(Task objective) Reproduce the records below in their entirety, character for character.

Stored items
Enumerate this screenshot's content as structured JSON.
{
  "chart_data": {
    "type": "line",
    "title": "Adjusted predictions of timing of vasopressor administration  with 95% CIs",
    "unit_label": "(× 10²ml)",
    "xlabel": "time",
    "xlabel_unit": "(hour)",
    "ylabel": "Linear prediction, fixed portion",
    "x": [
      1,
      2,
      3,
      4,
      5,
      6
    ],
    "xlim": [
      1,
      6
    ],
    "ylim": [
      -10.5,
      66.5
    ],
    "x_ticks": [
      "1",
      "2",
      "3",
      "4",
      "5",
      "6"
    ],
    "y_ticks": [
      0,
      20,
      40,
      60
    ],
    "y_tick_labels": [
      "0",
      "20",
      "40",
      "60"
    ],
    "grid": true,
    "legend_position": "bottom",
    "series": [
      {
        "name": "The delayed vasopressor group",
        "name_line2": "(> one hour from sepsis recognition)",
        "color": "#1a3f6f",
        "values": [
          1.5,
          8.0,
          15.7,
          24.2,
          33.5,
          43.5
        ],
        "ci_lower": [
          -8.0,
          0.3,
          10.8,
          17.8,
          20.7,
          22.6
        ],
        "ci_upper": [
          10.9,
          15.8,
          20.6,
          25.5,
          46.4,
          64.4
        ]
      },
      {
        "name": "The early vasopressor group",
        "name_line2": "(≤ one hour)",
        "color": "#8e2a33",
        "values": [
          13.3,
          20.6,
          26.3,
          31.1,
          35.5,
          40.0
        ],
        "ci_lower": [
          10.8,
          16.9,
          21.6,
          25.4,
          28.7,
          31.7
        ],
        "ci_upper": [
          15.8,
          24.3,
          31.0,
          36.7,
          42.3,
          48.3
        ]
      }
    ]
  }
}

(Correct output)
Enumerate this screenshot's content as structured JSON.
{
  "chart_data": {
    "type": "line",
    "title": "Adjusted predictions of timing of vasopressor administration  with 95% CIs",
    "unit_label": "(× 10²ml)",
    "xlabel": "time",
    "xlabel_unit": "(hour)",
    "ylabel": "Linear prediction, fixed portion",
    "x": [
      1,
      2,
      3,
      4,
      5,
      6
    ],
    "xlim": [
      1,
      6
    ],
    "ylim": [
      -10.5,
      66.5
    ],
    "x_ticks": [
      "1",
      "2",
      "3",
      "4",
      "5",
      "6"
    ],
    "y_ticks": [
      0,
      20,
      40,
      60
    ],
    "y_tick_labels": [
      "0",
      "20",
      "40",
      "60"
    ],
    "grid": true,
    "legend_position": "bottom",
    "series": [
      {
        "name": "The delayed vasopressor group",
        "name_line2": "(> one hour from sepsis recognition)",
        "color": "#1a3f6f",
        "values": [
          1.5,
          8.0,
          15.7,
          24.2,
          33.5,
          43.5
        ],
        "ci_lower": [
          -8.0,
          0.3,
          10.8,
          17.8,
          20.7,
          22.6
        ],
        "ci_upper": [
          10.9,
          15.8,
          20.6,
          25.5,
          46.4,
          64.4
        ]
      },
      {
        "name": "The early vasopressor group",
        "name_line2": "(≤ one hour)",
        "color": "#8e2a33",
        "values": [
          13.3,
          20.6,
          26.3,
          31.1,
          35.5,
          40.0
        ],
        "ci_lower": [
          10.8,
          16.9,
          21.6,
          25.4,
          28.7,
          31.7
        ],
        "ci_upper": [
          15.8,
          24.3,
          31.0,
          36.7,
          42.3,
          48.3
        ]
      }
    ]
  }
}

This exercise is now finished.